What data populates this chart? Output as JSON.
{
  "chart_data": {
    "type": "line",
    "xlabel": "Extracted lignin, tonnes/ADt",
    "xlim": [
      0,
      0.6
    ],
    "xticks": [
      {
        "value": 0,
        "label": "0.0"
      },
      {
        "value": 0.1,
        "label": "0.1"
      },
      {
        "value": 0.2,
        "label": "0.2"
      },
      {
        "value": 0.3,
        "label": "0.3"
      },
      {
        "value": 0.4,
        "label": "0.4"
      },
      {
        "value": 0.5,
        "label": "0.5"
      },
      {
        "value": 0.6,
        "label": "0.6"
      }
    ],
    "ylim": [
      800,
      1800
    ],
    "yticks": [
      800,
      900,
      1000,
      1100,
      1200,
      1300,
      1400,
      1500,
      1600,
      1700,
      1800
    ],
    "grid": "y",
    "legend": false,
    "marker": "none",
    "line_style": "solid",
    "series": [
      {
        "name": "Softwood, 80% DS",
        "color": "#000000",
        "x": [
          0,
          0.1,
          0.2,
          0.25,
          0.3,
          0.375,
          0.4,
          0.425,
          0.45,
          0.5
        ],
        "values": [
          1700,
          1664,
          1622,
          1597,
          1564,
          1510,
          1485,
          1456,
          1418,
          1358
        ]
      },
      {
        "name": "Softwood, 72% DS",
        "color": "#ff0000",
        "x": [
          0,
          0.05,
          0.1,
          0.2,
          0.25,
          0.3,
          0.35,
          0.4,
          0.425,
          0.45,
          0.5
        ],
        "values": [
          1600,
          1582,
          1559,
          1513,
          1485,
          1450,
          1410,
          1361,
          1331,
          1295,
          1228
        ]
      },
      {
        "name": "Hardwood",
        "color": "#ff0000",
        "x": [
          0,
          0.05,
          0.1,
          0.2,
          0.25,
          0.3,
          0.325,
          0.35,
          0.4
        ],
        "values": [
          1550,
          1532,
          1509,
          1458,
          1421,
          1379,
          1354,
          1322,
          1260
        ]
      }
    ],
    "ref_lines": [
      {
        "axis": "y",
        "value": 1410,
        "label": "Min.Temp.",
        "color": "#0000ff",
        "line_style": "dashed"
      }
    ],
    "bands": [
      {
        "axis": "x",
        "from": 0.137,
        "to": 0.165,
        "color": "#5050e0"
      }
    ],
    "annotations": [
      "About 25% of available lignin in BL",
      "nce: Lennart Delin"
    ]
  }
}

◆ ◆ ◆ ◆ ◆ ◆ ◆

■ TASK DESCRIPTION ■
The records above should be duplicated in full, exactly as given.

■ WRITTEN RESPONSE ■
What data populates this chart? Output as JSON.
{
  "chart_data": {
    "type": "line",
    "xlabel": "Extracted lignin, tonnes/ADt",
    "xlim": [
      0,
      0.6
    ],
    "xticks": [
      {
        "value": 0,
        "label": "0.0"
      },
      {
        "value": 0.1,
        "label": "0.1"
      },
      {
        "value": 0.2,
        "label": "0.2"
      },
      {
        "value": 0.3,
        "label": "0.3"
      },
      {
        "value": 0.4,
        "label": "0.4"
      },
      {
        "value": 0.5,
        "label": "0.5"
      },
      {
        "value": 0.6,
        "label": "0.6"
      }
    ],
    "ylim": [
      800,
      1800
    ],
    "yticks": [
      800,
      900,
      1000,
      1100,
      1200,
      1300,
      1400,
      1500,
      1600,
      1700,
      1800
    ],
    "grid": "y",
    "legend": false,
    "marker": "none",
    "line_style": "solid",
    "series": [
      {
        "name": "Softwood, 80% DS",
        "color": "#000000",
        "x": [
          0,
          0.1,
          0.2,
          0.25,
          0.3,
          0.375,
          0.4,
          0.425,
          0.45,
          0.5
        ],
        "values": [
          1700,
          1664,
          1622,
          1597,
          1564,
          1510,
          1485,
          1456,
          1418,
          1358
        ]
      },
      {
        "name": "Softwood, 72% DS",
        "color": "#ff0000",
        "x": [
          0,
          0.05,
          0.1,
          0.2,
          0.25,
          0.3,
          0.35,
          0.4,
          0.425,
          0.45,
          0.5
        ],
        "values": [
          1600,
          1582,
          1559,
          1513,
          1485,
          1450,
          1410,
          1361,
          1331,
          1295,
          1228
        ]
      },
      {
        "name": "Hardwood",
        "color": "#ff0000",
        "x": [
          0,
          0.05,
          0.1,
          0.2,
          0.25,
          0.3,
          0.325,
          0.35,
          0.4
        ],
        "values": [
          1550,
          1532,
          1509,
          1458,
          1421,
          1379,
          1354,
          1322,
          1260
        ]
      }
    ],
    "ref_lines": [
      {
        "axis": "y",
        "value": 1410,
        "label": "Min.Temp.",
        "color": "#0000ff",
        "line_style": "dashed"
      }
    ],
    "bands": [
      {
        "axis": "x",
        "from": 0.137,
        "to": 0.165,
        "color": "#5050e0"
      }
    ],
    "annotations": [
      "About 25% of available lignin in BL",
      "nce: Lennart Delin"
    ]
  }
}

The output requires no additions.